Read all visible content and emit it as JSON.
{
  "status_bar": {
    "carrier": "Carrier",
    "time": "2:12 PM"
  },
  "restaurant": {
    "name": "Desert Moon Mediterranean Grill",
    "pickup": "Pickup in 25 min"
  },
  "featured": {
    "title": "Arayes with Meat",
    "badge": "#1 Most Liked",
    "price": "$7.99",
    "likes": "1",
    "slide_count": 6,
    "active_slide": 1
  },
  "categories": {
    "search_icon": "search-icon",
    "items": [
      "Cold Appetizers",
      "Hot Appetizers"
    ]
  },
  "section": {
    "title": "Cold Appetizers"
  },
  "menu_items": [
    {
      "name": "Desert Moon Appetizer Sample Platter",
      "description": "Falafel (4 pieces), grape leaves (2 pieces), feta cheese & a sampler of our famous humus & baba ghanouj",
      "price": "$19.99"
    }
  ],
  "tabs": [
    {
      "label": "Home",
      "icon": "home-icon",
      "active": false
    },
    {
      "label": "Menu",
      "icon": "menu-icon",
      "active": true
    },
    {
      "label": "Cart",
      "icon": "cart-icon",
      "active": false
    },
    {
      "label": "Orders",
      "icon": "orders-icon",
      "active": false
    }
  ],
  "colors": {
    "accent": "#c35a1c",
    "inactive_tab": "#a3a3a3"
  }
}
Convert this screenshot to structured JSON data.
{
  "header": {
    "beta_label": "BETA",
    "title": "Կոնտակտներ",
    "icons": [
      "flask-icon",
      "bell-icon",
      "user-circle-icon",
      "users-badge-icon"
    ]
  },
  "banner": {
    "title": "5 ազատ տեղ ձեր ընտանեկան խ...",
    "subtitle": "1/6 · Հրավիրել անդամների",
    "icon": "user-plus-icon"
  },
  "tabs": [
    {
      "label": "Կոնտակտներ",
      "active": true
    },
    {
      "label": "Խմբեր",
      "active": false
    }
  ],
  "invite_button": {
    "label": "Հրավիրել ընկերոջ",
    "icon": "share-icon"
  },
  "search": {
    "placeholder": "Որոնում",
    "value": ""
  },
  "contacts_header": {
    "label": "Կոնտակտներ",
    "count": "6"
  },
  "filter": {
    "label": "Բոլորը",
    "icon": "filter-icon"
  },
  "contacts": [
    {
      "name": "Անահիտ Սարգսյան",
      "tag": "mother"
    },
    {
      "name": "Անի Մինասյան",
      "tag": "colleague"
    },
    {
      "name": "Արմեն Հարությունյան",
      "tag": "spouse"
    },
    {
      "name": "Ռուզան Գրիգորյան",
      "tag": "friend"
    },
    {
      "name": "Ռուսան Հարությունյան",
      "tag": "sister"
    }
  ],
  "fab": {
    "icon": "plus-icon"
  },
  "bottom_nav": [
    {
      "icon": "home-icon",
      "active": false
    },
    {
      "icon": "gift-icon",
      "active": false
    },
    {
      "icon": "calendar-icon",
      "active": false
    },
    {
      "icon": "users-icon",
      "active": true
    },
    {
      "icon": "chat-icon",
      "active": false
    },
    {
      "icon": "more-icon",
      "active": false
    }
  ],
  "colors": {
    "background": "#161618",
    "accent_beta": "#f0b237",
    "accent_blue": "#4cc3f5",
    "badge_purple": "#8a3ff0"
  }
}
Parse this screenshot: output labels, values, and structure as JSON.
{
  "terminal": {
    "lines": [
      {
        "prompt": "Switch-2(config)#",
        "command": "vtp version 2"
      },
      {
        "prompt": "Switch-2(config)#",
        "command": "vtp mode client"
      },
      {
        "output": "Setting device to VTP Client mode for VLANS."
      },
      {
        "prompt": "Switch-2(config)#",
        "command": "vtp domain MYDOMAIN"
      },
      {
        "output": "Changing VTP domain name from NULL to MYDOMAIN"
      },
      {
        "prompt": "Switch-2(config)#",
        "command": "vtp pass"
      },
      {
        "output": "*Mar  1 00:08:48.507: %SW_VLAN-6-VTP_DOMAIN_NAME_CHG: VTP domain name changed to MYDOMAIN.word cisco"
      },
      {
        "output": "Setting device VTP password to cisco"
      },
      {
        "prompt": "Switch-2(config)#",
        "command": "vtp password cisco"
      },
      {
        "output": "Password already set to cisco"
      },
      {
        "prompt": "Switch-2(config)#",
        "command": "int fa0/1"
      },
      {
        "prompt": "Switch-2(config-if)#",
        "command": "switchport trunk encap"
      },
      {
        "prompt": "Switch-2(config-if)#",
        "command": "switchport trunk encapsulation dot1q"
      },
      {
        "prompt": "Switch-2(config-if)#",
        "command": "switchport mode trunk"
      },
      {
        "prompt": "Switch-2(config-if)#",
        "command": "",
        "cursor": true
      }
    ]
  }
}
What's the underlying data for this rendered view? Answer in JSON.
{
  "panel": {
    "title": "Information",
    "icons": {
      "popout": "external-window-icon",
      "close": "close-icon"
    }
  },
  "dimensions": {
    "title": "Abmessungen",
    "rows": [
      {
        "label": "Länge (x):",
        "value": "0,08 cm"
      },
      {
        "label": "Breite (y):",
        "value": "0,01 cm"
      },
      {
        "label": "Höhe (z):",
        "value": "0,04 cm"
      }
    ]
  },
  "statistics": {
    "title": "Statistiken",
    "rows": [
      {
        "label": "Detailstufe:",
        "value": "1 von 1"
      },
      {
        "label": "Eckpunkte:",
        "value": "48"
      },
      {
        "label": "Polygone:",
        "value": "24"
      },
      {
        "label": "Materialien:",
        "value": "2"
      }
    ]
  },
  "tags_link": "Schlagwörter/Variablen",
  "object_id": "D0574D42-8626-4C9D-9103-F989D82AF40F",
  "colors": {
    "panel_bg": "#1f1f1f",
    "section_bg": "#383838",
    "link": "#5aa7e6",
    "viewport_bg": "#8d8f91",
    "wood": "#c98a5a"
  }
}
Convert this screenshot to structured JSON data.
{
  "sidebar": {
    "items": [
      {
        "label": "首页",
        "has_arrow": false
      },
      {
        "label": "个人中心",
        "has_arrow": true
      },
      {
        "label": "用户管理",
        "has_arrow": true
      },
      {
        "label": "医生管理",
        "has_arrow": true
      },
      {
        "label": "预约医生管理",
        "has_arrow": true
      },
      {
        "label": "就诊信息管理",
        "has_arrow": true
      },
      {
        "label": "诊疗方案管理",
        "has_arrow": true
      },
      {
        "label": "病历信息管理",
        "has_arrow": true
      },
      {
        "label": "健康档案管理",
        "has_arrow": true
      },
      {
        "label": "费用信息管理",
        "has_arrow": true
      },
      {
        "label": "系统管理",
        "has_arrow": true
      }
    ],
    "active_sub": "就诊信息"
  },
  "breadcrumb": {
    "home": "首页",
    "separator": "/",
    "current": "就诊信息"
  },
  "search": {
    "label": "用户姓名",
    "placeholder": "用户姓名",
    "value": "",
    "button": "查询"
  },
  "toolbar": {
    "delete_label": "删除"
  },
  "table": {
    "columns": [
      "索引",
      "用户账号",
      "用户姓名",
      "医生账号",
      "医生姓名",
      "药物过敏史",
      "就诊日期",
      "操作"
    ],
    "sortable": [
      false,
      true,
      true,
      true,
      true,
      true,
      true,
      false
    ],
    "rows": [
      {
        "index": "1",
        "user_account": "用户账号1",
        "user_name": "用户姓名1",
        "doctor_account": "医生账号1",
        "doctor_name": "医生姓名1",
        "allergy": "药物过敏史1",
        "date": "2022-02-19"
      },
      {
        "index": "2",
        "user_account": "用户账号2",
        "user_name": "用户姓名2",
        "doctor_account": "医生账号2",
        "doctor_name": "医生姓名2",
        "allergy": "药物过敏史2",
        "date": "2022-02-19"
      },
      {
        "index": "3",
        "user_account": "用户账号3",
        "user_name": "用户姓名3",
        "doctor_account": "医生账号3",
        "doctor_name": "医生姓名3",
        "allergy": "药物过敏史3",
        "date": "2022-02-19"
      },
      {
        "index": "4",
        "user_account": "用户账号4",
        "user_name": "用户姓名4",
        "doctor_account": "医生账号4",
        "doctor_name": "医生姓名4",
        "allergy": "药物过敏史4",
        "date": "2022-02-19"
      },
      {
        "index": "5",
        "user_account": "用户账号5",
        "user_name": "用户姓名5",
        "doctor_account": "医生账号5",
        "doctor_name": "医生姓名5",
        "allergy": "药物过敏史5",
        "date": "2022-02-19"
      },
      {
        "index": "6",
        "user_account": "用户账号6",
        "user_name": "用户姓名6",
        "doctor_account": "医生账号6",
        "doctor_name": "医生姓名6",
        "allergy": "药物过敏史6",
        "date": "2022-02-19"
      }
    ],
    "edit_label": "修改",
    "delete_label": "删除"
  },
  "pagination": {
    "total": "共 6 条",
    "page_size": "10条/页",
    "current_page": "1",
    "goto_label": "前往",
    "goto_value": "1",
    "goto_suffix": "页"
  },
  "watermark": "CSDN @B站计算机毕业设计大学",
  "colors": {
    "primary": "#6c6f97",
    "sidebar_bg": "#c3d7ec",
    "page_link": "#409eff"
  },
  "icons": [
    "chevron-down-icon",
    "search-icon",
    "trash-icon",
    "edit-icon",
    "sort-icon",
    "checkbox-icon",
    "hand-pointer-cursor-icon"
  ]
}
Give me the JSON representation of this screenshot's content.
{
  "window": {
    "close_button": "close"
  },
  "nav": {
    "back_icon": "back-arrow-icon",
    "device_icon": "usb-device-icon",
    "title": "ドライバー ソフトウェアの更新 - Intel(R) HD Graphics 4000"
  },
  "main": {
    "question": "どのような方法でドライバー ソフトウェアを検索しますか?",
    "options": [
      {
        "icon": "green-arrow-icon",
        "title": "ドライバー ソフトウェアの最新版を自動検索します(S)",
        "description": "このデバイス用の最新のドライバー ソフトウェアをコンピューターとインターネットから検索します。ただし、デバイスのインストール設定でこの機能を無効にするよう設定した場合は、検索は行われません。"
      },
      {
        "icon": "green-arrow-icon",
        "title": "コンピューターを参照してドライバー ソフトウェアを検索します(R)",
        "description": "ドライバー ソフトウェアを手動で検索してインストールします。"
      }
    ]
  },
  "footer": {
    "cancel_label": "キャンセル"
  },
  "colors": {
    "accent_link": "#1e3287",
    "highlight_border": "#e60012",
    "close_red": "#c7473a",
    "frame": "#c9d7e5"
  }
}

▶ _WHAT YOU NEED TO DO_
Among the entries above, how many lines hold the string "mode"? Give the number by itself.

▶ _SOLUTION TO THIS EXERCISE_
3